# Directions for this task
Give the number of lines containing "الفيتورى" in this listing, with no other words.
>> start Stored rows
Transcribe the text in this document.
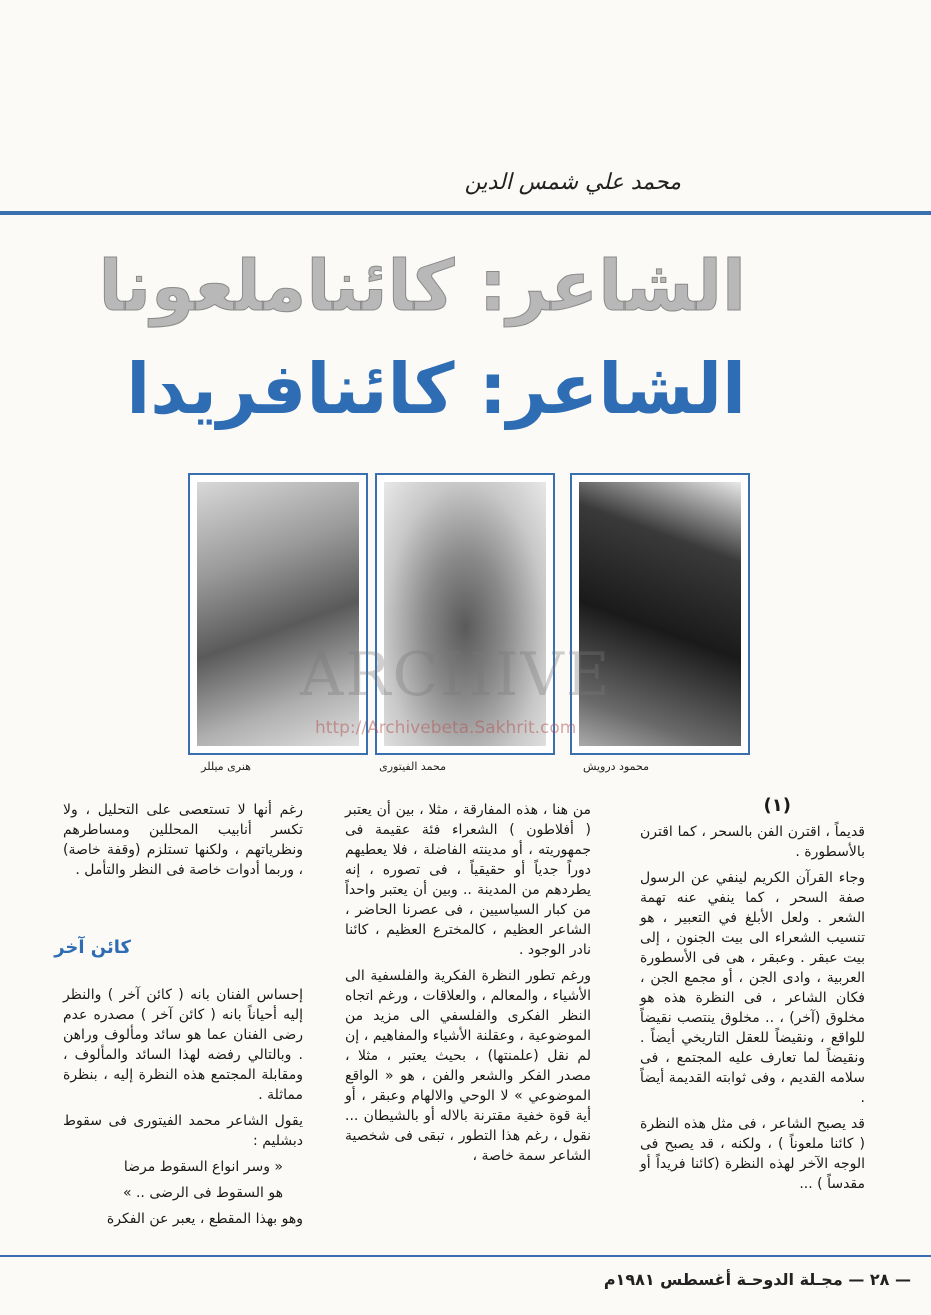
محمد علي شمس الدين
الشاعر: كائناملعونا
الشاعر: كائنافريدا
محمود درويش
محمد الفيتورى
هنرى ميللر
ARCHIVE
http://Archivebeta.Sakhrit.com
(١)

قديماً ، اقترن الفن بالسحر ، كما اقترن بالأسطورة .

وجاء القرآن الكريم لينفي عن الرسول صفة السحر ، كما ينفي عنه تهمة الشعر . ولعل الأبلغ في التعبير ، هو تنسيب الشعراء الى بيت الجنون ، إلى بيت عبقر . وعبقر ، هى فى الأسطورة العربية ، وادى الجن ، أو مجمع الجن ، فكان الشاعر ، فى النظرة هذه هو مخلوق (آخر) ، .. مخلوق ينتصب نقيضاً للواقع ، ونقيضاً للعقل التاريخي أيضاً . ونقيضاً لما تعارف عليه المجتمع ، فى سلامه القديم ، وفى ثوابته القديمة أيضاً .

قد يصبح الشاعر ، فى مثل هذه النظرة ( كائنا ملعوناً ) ، ولكنه ، قد يصبح فى الوجه الآخر لهذه النظرة (كائنا فريداً أو مقدساً ) ...

من هنا ، هذه المفارقة ، مثلا ، بين أن يعتبر ( أفلاطون ) الشعراء فئة عقيمة فى جمهوريته ، أو مدينته الفاضلة ، فلا يعطيهم دوراً جدياً أو حقيقياً ، فى تصوره ، إنه يطردهم من المدينة .. وبين أن يعتبر واحداً من كبار السياسيين ، فى عصرنا الحاضر ، الشاعر العظيم ، كالمخترع العظيم ، كائنا نادر الوجود .

ورغم تطور النظرة الفكرية والفلسفية الى الأشياء ، والمعالم ، والعلاقات ، ورغم اتجاه النظر الفكرى والفلسفي الى مزيد من الموضوعية ، وعقلنة الأشياء والمفاهيم ، إن لم نقل (علمنتها) ، بحيث يعتبر ، مثلا ، مصدر الفكر والشعر والفن ، هو « الواقع الموضوعي » لا الوحي والالهام وعبقر ، أو أية قوة خفية مقترنة بالاله أو بالشيطان ... نقول ، رغم هذا التطور ، تبقى فى شخصية الشاعر سمة خاصة ،

رغم أنها لا تستعصى على التحليل ، ولا تكسر أنابيب المحللين ومساطرهم ونظرياتهم ، ولكنها تستلزم (وقفة خاصة) ، وربما أدوات خاصة فى النظر والتأمل .

كائن آخر

إحساس الفنان بانه ( كائن آخر ) والنظر إليه أحياناً بانه ( كائن آخر ) مصدره عدم رضى الفنان عما هو سائد ومألوف وراهن . وبالتالي رفضه لهذا السائد والمألوف ، ومقابلة المجتمع هذه النظرة إليه ، بنظرة مماثلة .

يقول الشاعر محمد الفيتورى فى سقوط دبشليم :

« وسر انواع السقوط مرضا

هو السقوط فى الرضى .. »

وهو بهذا المقطع ، يعبر عن الفكرة

— ٢٨ — مجـلة الدوحـة أغسطس ١٩٨١م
>> end Stored rows
# Correct result
2